>> BEGIN

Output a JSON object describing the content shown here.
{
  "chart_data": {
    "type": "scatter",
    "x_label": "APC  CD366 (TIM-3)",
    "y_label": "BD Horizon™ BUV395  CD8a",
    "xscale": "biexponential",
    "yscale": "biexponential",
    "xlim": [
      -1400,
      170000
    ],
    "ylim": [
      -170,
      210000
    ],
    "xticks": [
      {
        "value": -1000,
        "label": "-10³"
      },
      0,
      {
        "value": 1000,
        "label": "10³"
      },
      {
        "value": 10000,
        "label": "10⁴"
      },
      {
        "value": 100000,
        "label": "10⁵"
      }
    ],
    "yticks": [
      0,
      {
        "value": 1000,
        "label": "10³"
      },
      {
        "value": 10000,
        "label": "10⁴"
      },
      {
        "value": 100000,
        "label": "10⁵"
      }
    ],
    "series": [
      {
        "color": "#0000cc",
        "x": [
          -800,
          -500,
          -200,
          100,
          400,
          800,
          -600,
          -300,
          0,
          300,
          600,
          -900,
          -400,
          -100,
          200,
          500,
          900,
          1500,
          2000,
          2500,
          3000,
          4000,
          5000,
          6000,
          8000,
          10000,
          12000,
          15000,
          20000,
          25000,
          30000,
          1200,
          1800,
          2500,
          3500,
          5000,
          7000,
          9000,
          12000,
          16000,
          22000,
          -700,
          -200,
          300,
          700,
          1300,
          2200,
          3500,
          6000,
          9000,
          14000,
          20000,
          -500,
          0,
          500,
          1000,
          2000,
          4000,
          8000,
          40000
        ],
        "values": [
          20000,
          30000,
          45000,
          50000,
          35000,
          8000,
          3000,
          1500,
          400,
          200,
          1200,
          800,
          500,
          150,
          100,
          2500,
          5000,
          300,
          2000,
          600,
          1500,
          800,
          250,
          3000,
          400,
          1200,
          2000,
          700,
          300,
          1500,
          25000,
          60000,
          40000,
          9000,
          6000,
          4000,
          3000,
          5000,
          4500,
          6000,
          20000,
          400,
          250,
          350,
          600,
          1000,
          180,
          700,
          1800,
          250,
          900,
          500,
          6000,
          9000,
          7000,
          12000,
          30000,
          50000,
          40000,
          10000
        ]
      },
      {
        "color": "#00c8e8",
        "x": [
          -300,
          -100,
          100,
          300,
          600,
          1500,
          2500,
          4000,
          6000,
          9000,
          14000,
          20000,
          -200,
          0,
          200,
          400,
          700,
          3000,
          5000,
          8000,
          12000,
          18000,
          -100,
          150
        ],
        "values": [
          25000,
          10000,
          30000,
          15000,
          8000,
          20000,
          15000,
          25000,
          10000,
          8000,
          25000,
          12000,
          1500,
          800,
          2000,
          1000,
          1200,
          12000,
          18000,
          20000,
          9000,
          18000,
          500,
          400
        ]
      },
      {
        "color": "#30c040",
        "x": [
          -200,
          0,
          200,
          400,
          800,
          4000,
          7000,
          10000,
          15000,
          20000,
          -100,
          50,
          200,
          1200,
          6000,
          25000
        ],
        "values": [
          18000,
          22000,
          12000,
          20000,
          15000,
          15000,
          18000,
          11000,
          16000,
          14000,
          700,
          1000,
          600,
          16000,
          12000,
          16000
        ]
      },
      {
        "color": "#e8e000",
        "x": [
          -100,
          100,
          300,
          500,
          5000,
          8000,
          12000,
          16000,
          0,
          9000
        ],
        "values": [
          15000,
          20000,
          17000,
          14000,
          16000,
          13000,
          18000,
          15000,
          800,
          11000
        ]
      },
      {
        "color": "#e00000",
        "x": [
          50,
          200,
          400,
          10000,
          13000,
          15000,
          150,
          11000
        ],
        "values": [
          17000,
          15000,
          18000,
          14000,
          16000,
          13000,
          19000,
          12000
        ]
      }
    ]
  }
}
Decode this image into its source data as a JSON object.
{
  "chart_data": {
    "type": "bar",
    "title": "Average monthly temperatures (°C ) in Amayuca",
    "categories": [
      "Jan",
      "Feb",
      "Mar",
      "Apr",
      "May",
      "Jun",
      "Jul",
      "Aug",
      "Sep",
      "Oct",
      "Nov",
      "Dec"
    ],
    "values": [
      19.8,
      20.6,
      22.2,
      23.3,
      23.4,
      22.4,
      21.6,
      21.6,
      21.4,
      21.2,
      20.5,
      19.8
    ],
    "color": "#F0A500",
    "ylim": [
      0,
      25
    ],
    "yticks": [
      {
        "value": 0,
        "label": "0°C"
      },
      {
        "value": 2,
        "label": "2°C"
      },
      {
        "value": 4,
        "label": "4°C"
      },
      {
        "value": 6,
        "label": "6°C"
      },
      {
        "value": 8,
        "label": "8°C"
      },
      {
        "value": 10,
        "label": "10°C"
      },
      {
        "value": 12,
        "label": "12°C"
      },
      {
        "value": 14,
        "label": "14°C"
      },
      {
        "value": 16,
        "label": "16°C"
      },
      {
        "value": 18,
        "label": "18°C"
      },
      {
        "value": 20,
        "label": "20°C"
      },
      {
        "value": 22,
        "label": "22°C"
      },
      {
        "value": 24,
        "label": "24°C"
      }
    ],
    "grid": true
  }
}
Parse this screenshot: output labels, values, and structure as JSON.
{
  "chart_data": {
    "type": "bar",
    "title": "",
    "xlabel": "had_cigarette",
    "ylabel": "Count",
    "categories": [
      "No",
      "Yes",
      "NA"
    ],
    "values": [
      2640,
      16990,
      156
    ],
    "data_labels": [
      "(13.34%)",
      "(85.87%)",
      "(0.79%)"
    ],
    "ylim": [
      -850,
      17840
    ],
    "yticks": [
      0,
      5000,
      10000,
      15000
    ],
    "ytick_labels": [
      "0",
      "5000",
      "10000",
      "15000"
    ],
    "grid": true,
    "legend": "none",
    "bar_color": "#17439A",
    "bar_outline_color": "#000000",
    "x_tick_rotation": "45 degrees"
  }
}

>> END

*The problem*. Transcribe every entry word for word.

*Exercise response*.
Output a JSON object describing the content shown here.
{
  "chart_data": {
    "type": "scatter",
    "x_label": "APC  CD366 (TIM-3)",
    "y_label": "BD Horizon™ BUV395  CD8a",
    "xscale": "biexponential",
    "yscale": "biexponential",
    "xlim": [
      -1400,
      170000
    ],
    "ylim": [
      -170,
      210000
    ],
    "xticks": [
      {
        "value": -1000,
        "label": "-10³"
      },
      0,
      {
        "value": 1000,
        "label": "10³"
      },
      {
        "value": 10000,
        "label": "10⁴"
      },
      {
        "value": 100000,
        "label": "10⁵"
      }
    ],
    "yticks": [
      0,
      {
        "value": 1000,
        "label": "10³"
      },
      {
        "value": 10000,
        "label": "10⁴"
      },
      {
        "value": 100000,
        "label": "10⁵"
      }
    ],
    "series": [
      {
        "color": "#0000cc",
        "x": [
          -800,
          -500,
          -200,
          100,
          400,
          800,
          -600,
          -300,
          0,
          300,
          600,
          -900,
          -400,
          -100,
          200,
          500,
          900,
          1500,
          2000,
          2500,
          3000,
          4000,
          5000,
          6000,
          8000,
          10000,
          12000,
          15000,
          20000,
          25000,
          30000,
          1200,
          1800,
          2500,
          3500,
          5000,
          7000,
          9000,
          12000,
          16000,
          22000,
          -700,
          -200,
          300,
          700,
          1300,
          2200,
          3500,
          6000,
          9000,
          14000,
          20000,
          -500,
          0,
          500,
          1000,
          2000,
          4000,
          8000,
          40000
        ],
        "values": [
          20000,
          30000,
          45000,
          50000,
          35000,
          8000,
          3000,
          1500,
          400,
          200,
          1200,
          800,
          500,
          150,
          100,
          2500,
          5000,
          300,
          2000,
          600,
          1500,
          800,
          250,
          3000,
          400,
          1200,
          2000,
          700,
          300,
          1500,
          25000,
          60000,
          40000,
          9000,
          6000,
          4000,
          3000,
          5000,
          4500,
          6000,
          20000,
          400,
          250,
          350,
          600,
          1000,
          180,
          700,
          1800,
          250,
          900,
          500,
          6000,
          9000,
          7000,
          12000,
          30000,
          50000,
          40000,
          10000
        ]
      },
      {
        "color": "#00c8e8",
        "x": [
          -300,
          -100,
          100,
          300,
          600,
          1500,
          2500,
          4000,
          6000,
          9000,
          14000,
          20000,
          -200,
          0,
          200,
          400,
          700,
          3000,
          5000,
          8000,
          12000,
          18000,
          -100,
          150
        ],
        "values": [
          25000,
          10000,
          30000,
          15000,
          8000,
          20000,
          15000,
          25000,
          10000,
          8000,
          25000,
          12000,
          1500,
          800,
          2000,
          1000,
          1200,
          12000,
          18000,
          20000,
          9000,
          18000,
          500,
          400
        ]
      },
      {
        "color": "#30c040",
        "x": [
          -200,
          0,
          200,
          400,
          800,
          4000,
          7000,
          10000,
          15000,
          20000,
          -100,
          50,
          200,
          1200,
          6000,
          25000
        ],
        "values": [
          18000,
          22000,
          12000,
          20000,
          15000,
          15000,
          18000,
          11000,
          16000,
          14000,
          700,
          1000,
          600,
          16000,
          12000,
          16000
        ]
      },
      {
        "color": "#e8e000",
        "x": [
          -100,
          100,
          300,
          500,
          5000,
          8000,
          12000,
          16000,
          0,
          9000
        ],
        "values": [
          15000,
          20000,
          17000,
          14000,
          16000,
          13000,
          18000,
          15000,
          800,
          11000
        ]
      },
      {
        "color": "#e00000",
        "x": [
          50,
          200,
          400,
          10000,
          13000,
          15000,
          150,
          11000
        ],
        "values": [
          17000,
          15000,
          18000,
          14000,
          16000,
          13000,
          19000,
          12000
        ]
      }
    ]
  }
}
Decode this image into its source data as a JSON object.
{
  "chart_data": {
    "type": "bar",
    "title": "Average monthly temperatures (°C ) in Amayuca",
    "categories": [
      "Jan",
      "Feb",
      "Mar",
      "Apr",
      "May",
      "Jun",
      "Jul",
      "Aug",
      "Sep",
      "Oct",
      "Nov",
      "Dec"
    ],
    "values": [
      19.8,
      20.6,
      22.2,
      23.3,
      23.4,
      22.4,
      21.6,
      21.6,
      21.4,
      21.2,
      20.5,
      19.8
    ],
    "color": "#F0A500",
    "ylim": [
      0,
      25
    ],
    "yticks": [
      {
        "value": 0,
        "label": "0°C"
      },
      {
        "value": 2,
        "label": "2°C"
      },
      {
        "value": 4,
        "label": "4°C"
      },
      {
        "value": 6,
        "label": "6°C"
      },
      {
        "value": 8,
        "label": "8°C"
      },
      {
        "value": 10,
        "label": "10°C"
      },
      {
        "value": 12,
        "label": "12°C"
      },
      {
        "value": 14,
        "label": "14°C"
      },
      {
        "value": 16,
        "label": "16°C"
      },
      {
        "value": 18,
        "label": "18°C"
      },
      {
        "value": 20,
        "label": "20°C"
      },
      {
        "value": 22,
        "label": "22°C"
      },
      {
        "value": 24,
        "label": "24°C"
      }
    ],
    "grid": true
  }
}
Parse this screenshot: output labels, values, and structure as JSON.
{
  "chart_data": {
    "type": "bar",
    "title": "",
    "xlabel": "had_cigarette",
    "ylabel": "Count",
    "categories": [
      "No",
      "Yes",
      "NA"
    ],
    "values": [
      2640,
      16990,
      156
    ],
    "data_labels": [
      "(13.34%)",
      "(85.87%)",
      "(0.79%)"
    ],
    "ylim": [
      -850,
      17840
    ],
    "yticks": [
      0,
      5000,
      10000,
      15000
    ],
    "ytick_labels": [
      "0",
      "5000",
      "10000",
      "15000"
    ],
    "grid": true,
    "legend": "none",
    "bar_color": "#17439A",
    "bar_outline_color": "#000000",
    "x_tick_rotation": "45 degrees"
  }
}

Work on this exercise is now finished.